Every entry must be echoed exactly.

***** INFORMATION PROVIDED *****

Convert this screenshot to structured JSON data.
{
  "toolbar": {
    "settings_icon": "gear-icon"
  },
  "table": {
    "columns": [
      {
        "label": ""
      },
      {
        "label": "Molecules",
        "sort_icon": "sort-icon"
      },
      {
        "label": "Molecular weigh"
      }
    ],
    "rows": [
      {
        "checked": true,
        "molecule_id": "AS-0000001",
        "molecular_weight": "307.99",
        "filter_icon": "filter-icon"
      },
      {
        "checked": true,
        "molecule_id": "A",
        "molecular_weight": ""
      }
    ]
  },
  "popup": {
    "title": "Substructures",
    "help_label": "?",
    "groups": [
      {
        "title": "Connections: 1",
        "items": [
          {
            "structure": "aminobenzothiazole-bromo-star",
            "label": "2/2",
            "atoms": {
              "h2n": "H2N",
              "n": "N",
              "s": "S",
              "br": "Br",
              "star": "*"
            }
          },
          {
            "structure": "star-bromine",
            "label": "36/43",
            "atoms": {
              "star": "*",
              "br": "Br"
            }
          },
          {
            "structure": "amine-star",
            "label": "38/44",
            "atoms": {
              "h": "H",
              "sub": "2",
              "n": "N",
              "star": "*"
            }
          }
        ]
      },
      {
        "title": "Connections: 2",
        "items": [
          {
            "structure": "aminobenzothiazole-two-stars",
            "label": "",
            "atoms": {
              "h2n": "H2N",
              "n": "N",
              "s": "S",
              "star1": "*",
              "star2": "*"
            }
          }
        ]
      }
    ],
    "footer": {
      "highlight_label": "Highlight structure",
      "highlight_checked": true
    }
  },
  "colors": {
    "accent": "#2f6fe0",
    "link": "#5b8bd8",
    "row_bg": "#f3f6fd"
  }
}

*****

• **RESPONSE**:
Convert this screenshot to structured JSON data.
{
  "toolbar": {
    "settings_icon": "gear-icon"
  },
  "table": {
    "columns": [
      {
        "label": ""
      },
      {
        "label": "Molecules",
        "sort_icon": "sort-icon"
      },
      {
        "label": "Molecular weigh"
      }
    ],
    "rows": [
      {
        "checked": true,
        "molecule_id": "AS-0000001",
        "molecular_weight": "307.99",
        "filter_icon": "filter-icon"
      },
      {
        "checked": true,
        "molecule_id": "A",
        "molecular_weight": ""
      }
    ]
  },
  "popup": {
    "title": "Substructures",
    "help_label": "?",
    "groups": [
      {
        "title": "Connections: 1",
        "items": [
          {
            "structure": "aminobenzothiazole-bromo-star",
            "label": "2/2",
            "atoms": {
              "h2n": "H2N",
              "n": "N",
              "s": "S",
              "br": "Br",
              "star": "*"
            }
          },
          {
            "structure": "star-bromine",
            "label": "36/43",
            "atoms": {
              "star": "*",
              "br": "Br"
            }
          },
          {
            "structure": "amine-star",
            "label": "38/44",
            "atoms": {
              "h": "H",
              "sub": "2",
              "n": "N",
              "star": "*"
            }
          }
        ]
      },
      {
        "title": "Connections: 2",
        "items": [
          {
            "structure": "aminobenzothiazole-two-stars",
            "label": "",
            "atoms": {
              "h2n": "H2N",
              "n": "N",
              "s": "S",
              "star1": "*",
              "star2": "*"
            }
          }
        ]
      }
    ],
    "footer": {
      "highlight_label": "Highlight structure",
      "highlight_checked": true
    }
  },
  "colors": {
    "accent": "#2f6fe0",
    "link": "#5b8bd8",
    "row_bg": "#f3f6fd"
  }
}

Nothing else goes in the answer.